### Directive
Determine which lines of the records include the word "selected", and copy them.

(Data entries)
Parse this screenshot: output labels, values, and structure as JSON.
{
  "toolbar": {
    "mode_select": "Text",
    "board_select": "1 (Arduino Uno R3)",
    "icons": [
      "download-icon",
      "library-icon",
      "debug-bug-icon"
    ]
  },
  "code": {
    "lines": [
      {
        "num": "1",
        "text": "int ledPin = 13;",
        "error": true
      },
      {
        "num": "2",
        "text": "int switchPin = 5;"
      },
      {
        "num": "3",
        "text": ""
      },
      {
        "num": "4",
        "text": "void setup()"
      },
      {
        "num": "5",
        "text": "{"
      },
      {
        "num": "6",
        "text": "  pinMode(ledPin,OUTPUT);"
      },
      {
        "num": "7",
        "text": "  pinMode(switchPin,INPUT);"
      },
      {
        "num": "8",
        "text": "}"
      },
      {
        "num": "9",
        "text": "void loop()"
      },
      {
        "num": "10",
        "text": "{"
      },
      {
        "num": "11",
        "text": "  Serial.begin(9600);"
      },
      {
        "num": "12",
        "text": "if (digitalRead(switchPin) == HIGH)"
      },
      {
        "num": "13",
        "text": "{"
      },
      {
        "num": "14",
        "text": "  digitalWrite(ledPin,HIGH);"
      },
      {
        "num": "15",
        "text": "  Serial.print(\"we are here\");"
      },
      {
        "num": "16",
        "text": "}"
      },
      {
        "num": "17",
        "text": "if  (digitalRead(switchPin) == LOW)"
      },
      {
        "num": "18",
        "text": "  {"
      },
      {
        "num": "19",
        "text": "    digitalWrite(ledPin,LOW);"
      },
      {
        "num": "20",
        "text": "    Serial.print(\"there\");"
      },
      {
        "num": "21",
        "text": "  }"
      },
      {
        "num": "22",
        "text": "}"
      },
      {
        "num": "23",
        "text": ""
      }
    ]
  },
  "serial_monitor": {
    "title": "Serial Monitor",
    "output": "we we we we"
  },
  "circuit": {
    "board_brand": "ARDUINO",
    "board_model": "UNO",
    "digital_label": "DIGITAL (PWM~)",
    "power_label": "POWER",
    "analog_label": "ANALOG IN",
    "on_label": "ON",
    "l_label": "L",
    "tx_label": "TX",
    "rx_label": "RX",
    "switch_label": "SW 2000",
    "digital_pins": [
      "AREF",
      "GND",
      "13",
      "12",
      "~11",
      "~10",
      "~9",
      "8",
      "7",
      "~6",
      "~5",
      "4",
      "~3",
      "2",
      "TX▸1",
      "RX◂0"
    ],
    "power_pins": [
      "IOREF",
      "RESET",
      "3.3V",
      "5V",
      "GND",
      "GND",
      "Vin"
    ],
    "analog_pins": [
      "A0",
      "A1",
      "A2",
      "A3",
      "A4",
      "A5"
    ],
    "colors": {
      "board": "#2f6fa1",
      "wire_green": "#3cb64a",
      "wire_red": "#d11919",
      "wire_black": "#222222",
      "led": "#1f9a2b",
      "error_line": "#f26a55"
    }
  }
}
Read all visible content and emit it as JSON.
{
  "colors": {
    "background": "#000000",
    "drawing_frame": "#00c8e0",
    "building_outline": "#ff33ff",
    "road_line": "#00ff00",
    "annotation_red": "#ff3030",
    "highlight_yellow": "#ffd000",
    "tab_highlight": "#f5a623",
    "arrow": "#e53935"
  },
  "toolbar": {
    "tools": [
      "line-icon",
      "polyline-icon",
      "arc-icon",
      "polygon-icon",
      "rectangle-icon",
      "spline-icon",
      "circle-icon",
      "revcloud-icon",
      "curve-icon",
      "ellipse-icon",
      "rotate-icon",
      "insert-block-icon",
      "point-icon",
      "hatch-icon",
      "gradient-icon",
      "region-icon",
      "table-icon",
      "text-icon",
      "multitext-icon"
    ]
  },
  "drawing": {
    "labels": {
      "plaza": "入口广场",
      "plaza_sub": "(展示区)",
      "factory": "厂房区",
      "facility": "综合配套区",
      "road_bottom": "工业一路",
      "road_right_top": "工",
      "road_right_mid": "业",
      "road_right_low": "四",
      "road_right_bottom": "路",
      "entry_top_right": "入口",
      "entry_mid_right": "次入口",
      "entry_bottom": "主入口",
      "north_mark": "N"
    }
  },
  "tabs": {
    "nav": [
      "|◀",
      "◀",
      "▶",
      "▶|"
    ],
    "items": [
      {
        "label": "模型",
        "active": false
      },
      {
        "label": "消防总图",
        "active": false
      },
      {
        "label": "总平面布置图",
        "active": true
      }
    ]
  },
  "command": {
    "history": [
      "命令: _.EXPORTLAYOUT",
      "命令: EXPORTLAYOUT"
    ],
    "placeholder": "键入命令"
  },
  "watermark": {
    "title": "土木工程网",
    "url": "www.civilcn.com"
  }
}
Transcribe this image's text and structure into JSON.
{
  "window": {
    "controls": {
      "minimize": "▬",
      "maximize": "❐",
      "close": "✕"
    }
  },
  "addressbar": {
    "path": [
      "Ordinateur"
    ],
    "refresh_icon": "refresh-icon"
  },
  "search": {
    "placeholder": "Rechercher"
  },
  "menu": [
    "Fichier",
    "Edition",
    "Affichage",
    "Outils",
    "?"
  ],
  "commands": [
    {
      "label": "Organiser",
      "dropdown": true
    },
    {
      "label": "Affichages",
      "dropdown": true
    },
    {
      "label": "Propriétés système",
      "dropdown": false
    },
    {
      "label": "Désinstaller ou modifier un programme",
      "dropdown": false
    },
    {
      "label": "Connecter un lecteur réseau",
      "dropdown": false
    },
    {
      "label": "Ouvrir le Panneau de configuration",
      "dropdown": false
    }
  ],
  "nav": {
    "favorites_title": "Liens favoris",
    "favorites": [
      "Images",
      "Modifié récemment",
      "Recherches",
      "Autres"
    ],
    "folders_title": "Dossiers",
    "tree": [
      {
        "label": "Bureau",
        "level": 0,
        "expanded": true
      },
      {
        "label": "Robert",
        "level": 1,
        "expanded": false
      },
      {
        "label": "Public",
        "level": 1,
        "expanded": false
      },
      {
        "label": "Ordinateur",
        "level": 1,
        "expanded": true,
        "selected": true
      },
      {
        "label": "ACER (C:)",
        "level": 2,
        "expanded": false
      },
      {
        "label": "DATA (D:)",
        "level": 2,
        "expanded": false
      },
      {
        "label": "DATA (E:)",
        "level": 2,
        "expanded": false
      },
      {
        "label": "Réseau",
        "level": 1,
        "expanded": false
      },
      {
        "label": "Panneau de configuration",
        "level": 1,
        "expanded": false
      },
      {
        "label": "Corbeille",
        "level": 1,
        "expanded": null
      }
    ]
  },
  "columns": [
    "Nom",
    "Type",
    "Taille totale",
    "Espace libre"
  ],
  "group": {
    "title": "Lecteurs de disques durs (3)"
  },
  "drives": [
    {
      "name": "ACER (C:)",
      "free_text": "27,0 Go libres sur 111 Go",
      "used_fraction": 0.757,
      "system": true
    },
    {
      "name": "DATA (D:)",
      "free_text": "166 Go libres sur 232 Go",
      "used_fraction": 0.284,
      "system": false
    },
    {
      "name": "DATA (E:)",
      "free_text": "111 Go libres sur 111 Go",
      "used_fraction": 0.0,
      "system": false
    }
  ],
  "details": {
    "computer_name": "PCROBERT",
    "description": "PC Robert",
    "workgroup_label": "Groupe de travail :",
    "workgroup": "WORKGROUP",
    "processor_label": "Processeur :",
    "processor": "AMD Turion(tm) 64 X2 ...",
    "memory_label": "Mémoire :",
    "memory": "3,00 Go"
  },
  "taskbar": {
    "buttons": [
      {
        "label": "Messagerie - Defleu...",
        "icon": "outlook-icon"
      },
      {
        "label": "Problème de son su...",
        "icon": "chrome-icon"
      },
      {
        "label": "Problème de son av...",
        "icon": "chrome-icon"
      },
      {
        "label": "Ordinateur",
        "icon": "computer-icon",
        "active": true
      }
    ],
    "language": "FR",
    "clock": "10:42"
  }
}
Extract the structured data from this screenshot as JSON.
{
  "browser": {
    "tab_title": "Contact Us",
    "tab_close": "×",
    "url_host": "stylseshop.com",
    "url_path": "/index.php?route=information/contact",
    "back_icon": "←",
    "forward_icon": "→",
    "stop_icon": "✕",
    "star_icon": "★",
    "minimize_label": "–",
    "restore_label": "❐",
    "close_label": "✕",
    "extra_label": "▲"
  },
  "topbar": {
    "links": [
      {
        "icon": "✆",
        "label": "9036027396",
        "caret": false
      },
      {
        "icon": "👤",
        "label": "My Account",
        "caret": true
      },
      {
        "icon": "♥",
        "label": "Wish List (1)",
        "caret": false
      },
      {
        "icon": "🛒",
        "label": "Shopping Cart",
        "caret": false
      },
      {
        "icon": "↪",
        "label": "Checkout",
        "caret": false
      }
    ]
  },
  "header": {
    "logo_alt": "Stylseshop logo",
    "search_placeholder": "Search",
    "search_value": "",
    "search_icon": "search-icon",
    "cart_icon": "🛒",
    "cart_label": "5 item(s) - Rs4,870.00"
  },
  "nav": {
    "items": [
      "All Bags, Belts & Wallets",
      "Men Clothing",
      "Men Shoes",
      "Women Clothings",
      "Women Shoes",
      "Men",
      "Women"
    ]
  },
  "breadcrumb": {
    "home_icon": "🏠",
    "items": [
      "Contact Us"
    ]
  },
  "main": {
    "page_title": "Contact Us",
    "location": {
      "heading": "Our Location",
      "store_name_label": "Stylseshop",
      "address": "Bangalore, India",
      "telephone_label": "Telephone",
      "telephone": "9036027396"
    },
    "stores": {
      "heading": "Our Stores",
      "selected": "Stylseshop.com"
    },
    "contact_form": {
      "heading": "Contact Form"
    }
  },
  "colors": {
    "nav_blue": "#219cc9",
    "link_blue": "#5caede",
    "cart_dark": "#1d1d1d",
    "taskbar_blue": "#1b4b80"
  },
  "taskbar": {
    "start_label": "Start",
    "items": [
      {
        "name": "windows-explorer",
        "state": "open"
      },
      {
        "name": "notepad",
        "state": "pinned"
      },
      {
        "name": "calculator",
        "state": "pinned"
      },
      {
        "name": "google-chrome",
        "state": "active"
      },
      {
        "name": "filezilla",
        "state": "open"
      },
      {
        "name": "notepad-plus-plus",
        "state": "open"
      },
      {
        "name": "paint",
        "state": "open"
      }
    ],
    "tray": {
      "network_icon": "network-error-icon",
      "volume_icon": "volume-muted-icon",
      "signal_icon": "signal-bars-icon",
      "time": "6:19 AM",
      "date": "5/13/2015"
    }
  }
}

### The solution
        "selected": true
      "selected": "Stylseshop.com"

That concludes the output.